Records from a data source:
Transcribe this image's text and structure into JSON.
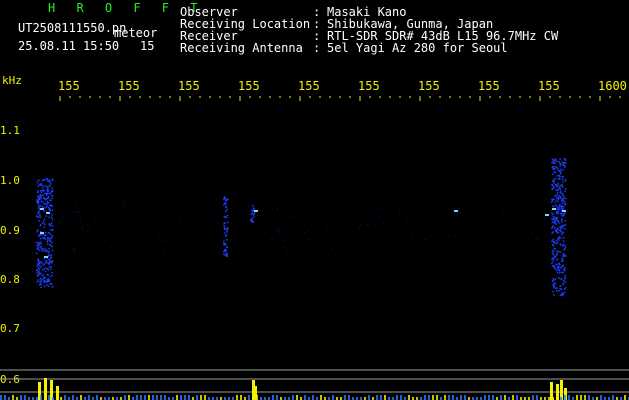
{
  "header": {
    "title": "H R O F F T",
    "filename": "UT2508111550.pn",
    "mode": "meteor",
    "datetime": "25.08.11 15:50",
    "count": "15",
    "labels": [
      "Observer",
      "Receiving Location",
      "Receiver",
      "Receiving Antenna"
    ],
    "colons": [
      ":",
      ":",
      ":",
      ":"
    ],
    "values": [
      "Masaki Kano",
      "Shibukawa, Gunma, Japan",
      "RTL-SDR SDR# 43dB L15 96.7MHz CW",
      "5el Yagi Az 280 for Seoul"
    ]
  },
  "freq_axis": {
    "unit": "kHz",
    "ticks": [
      "155",
      "155",
      "155",
      "155",
      "155",
      "155",
      "155",
      "155",
      "155",
      "1600"
    ]
  },
  "y_axis": {
    "ticks": [
      "1.1",
      "1.0",
      "0.9",
      "0.8",
      "0.7",
      "0.6"
    ]
  },
  "colors": {
    "background": "#000000",
    "title": "#22ee22",
    "text": "#ffffff",
    "axis": "#f2f200",
    "spectrum": "#1f3cff",
    "spectrum_bright": "#7fd4ff",
    "histogram": "#f2f200"
  },
  "spectrogram": {
    "type": "spectrogram",
    "events": [
      {
        "x": "155",
        "band": "0.8-1.0"
      },
      {
        "x": "155",
        "band": "0.9-1.0"
      },
      {
        "x": "155",
        "band": "0.8-1.0"
      }
    ]
  }
}
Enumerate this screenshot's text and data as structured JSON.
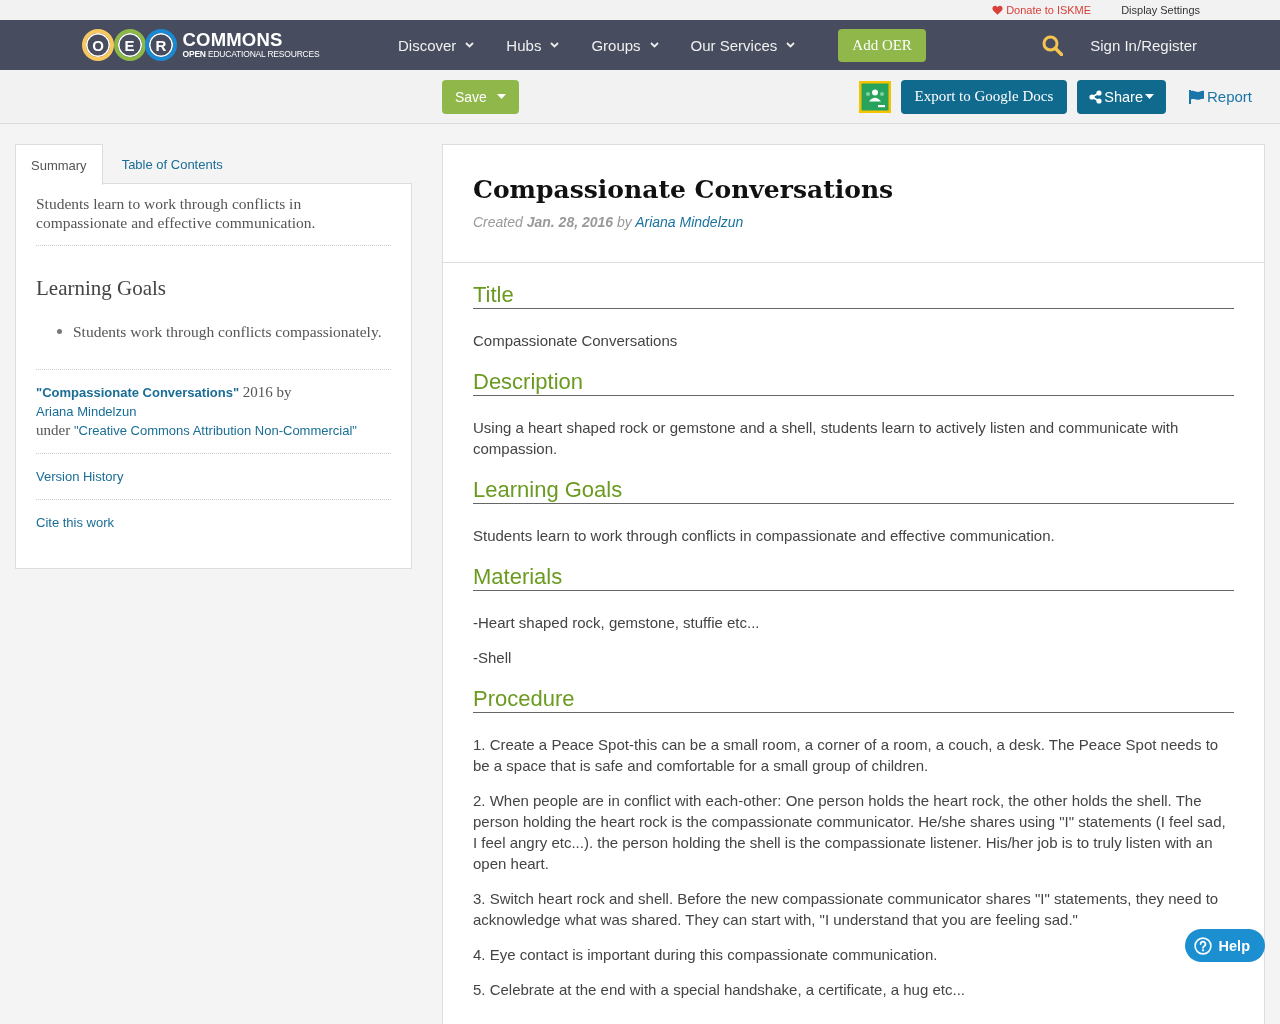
{
  "top_bar": {
    "links": [
      {
        "kind": "donate",
        "label": "Donate to ISKME"
      },
      {
        "kind": "plain",
        "label": "Display Settings"
      }
    ]
  },
  "nav": {
    "logo": {
      "letters": [
        {
          "char": "O",
          "color": "#f6c85f"
        },
        {
          "char": "E",
          "color": "#8cb848"
        },
        {
          "char": "R",
          "color": "#1b88d2"
        }
      ],
      "wordmark": "COMMONS",
      "tagline": "**OPEN** EDUCATIONAL RESOURCES"
    },
    "menu": [
      {
        "label": "Discover"
      },
      {
        "label": "Hubs"
      },
      {
        "label": "Groups"
      },
      {
        "label": "Our Services"
      }
    ],
    "add_button": "Add OER",
    "sign_in": "Sign In/Register"
  },
  "toolbar": {
    "save": "Save",
    "export": "Export to Google Docs",
    "share": "Share",
    "report": "Report"
  },
  "sidebar": {
    "tabs": [
      {
        "label": "Summary",
        "selected": true
      },
      {
        "label": "Table of Contents",
        "selected": false
      }
    ],
    "summary": "Students learn to work through conflicts in compassionate and effective communication.",
    "goals_heading": "Learning Goals",
    "goals": [
      "Students work through conflicts compassionately."
    ],
    "attribution": {
      "title": "\"Compassionate Conversations\"",
      "year_by": "2016 by",
      "author": "Ariana Mindelzun",
      "under": "under",
      "license": "\"Creative Commons Attribution Non-Commercial\""
    },
    "links": [
      "Version History",
      "Cite this work"
    ]
  },
  "resource": {
    "title": "Compassionate Conversations",
    "meta": "Created **Jan. 28, 2016** by",
    "author": "Ariana Mindelzun",
    "sections": [
      {
        "heading": "Title",
        "paragraphs": [
          "Compassionate Conversations"
        ]
      },
      {
        "heading": "Description",
        "paragraphs": [
          "Using a heart shaped rock or gemstone and a shell, students learn to actively listen and communicate with compassion."
        ]
      },
      {
        "heading": "Learning Goals",
        "paragraphs": [
          "Students learn to work through conflicts in compassionate and effective communication."
        ]
      },
      {
        "heading": "Materials",
        "paragraphs": [
          "-Heart shaped rock, gemstone, stuffie etc...",
          "-Shell"
        ]
      },
      {
        "heading": "Procedure",
        "paragraphs": [
          "1. Create a Peace Spot-this can be a small room, a corner of a room, a couch, a desk. The Peace Spot needs to be a space that is safe and comfortable for a small group of children.",
          "2. When people are in conflict with each-other: One person holds the heart rock, the other holds the shell. The person holding the heart rock is the compassionate communicator. He/she shares using \"I\" statements (I feel sad, I feel angry etc...). the person holding the shell is the compassionate listener. His/her job is to truly listen with an open heart.",
          "3. Switch heart rock and shell. Before the new compassionate communicator shares \"I\" statements, they need to acknowledge what was shared. They can start with, \"I understand that you are feeling sad.\"",
          "4. Eye contact is important during this compassionate communication.",
          "5. Celebrate at the end with a special handshake, a certificate, a hug etc..."
        ]
      }
    ]
  },
  "help": {
    "label": "Help"
  }
}
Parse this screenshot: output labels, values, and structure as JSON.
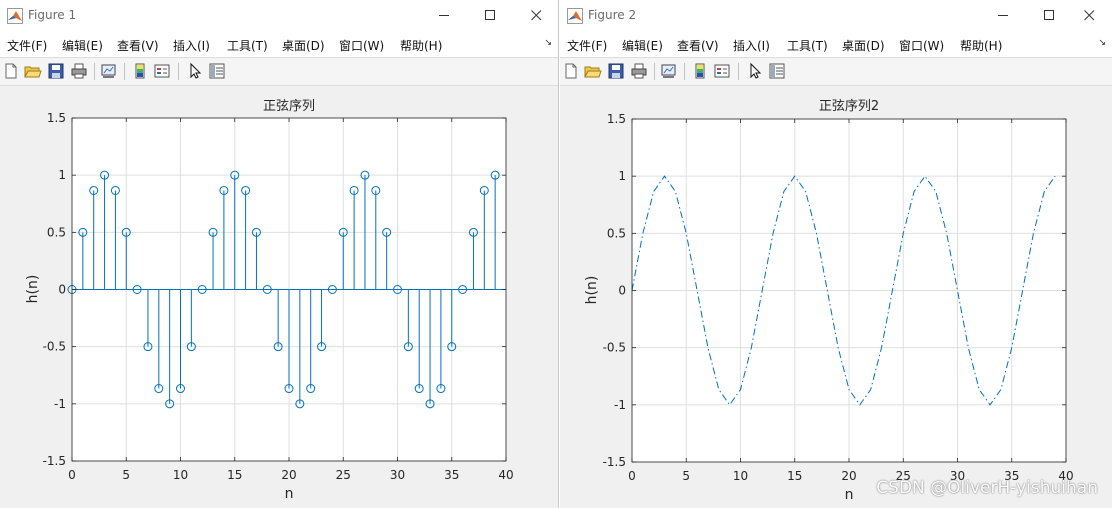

- _OBJECTIVE_
Look through the material above and pick out each line holding the word "Mindelzun".

- _WRITTEN RESPONSE_
      "author": "Ariana Mindelzun",
    "author": "Ariana Mindelzun",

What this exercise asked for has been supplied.